The Implications of a Democratic Controlled Senate: Georgia Runoffs

Maeve Healy

Forty-eight Democratic leaning senators, fifty Republican senators, and the rest of America wait in suspense as a historic and unprecedented double senate runoff takes place. 

Reverend Raphael Warnock (D) faces off against incumbent appointed Senator Kelly Loeffler (R) in the fight for the vacancy of former Senator Johnny Isakson (R), while Jon Ossoff (D) is up against incumbent David Perdue (R) in the regularly scheduled election. 

There are two outcomes to these Senate elections. The first is simple: Republicans remain in control of the house, with either a 51 or 52 majority. With this outcome, it’s unlikely that much will change in Washington: there will be no revolutions, no mass influx of Democratic policies, no progressive change. The second situation is a bit more complicated. If Ossoff and Warnock were to both take control of Georgia’s senate seats, the senate would be split evenly between parties. The President of the Senate only votes on ties, and because Vice President- Elect Kamala Harris will take over as President of the Senate in 2021, the senate automatically will skew left. 

According to FiveThirtyEight, Democrats are up right now, and both Ossoff and Warnock have been favored to win their respective elections for months. However, after the chaos of the four days following the November 3rd Presidential election, most Americans know exactly which polls to trust: none of them. These elections are truly toss ups. 

Now comes the big question: does Joe Biden truly want a Ddemocrat-ic controlled senate? Quite honestly, it is the question nobody knows the answer to. 

Joe Biden has been a staunch moderate Democrat throughout his years in public service. He’s prided himself on working across the aisle with lawmakers in the GOP, and many progressive Democrats see that as a disservice to their policies.

- GIVEN RECORDS -
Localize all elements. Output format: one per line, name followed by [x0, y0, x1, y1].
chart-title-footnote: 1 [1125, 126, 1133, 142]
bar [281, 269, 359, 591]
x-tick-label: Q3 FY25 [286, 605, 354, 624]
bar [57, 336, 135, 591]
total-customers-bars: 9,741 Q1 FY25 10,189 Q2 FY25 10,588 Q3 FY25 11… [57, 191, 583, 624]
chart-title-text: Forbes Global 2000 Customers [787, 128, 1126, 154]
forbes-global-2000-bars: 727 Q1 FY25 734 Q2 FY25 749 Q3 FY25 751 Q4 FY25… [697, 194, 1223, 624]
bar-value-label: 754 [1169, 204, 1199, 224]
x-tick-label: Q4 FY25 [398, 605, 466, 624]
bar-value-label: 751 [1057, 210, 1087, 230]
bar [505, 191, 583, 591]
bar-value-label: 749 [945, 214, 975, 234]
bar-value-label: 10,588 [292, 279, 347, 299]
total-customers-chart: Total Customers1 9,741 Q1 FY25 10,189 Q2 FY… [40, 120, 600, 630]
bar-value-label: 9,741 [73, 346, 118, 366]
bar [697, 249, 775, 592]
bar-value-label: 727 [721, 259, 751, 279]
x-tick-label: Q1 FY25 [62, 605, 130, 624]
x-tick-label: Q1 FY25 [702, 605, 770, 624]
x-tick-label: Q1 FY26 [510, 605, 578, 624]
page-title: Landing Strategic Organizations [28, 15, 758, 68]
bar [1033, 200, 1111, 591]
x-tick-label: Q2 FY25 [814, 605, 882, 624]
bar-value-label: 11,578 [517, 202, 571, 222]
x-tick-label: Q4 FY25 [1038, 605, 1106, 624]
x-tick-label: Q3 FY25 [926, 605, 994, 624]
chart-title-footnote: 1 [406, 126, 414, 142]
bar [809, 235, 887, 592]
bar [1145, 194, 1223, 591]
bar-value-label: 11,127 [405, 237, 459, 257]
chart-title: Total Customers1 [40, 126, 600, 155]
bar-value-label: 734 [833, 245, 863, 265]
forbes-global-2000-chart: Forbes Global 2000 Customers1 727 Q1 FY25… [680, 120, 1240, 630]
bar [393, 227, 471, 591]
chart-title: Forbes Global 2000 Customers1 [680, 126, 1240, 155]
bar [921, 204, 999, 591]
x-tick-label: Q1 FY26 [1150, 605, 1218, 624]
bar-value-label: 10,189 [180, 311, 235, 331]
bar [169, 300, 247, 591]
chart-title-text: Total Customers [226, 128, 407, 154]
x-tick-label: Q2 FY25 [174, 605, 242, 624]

- TASK DETAILS -
Could you extend the article on the Georgia Senate runoffs, starting right after its last sentence about progressive Democrats?

- TASK RESULT -
With a Democratic controlled Senate and House, a lot of pressure will be put on the President Elect. Progressive Democrats – particularly proponents of the Green New Deal and socialism – will push Biden to enact progressive policies. These policies will make many Republicans even more uncomfortable than they already are, especially following the reign of political terror and polarity that was the Trump administration. Biden is already facing numerous amounts of criticism for his cabinet picks, and the criticism and pressure will only build with Democratic victories. 

While a Democratic controlled senate could push Joe Biden left, it could also be a big win for him. Biden illustrated in his healthcare plan that he intends to protect and build upon Obamacare, which has been under constant scrutiny from the GOP over the past ten years. With a Democratic backed Senate and House, Biden will be able to build on Obamacare in a way Democrats have not been able to do since Obama himself was in office. 

It’s truly impossible to know what will happen in the Georgia runoff elections, but if a state with a twenty-eight year red run just turned blue, anything is possible.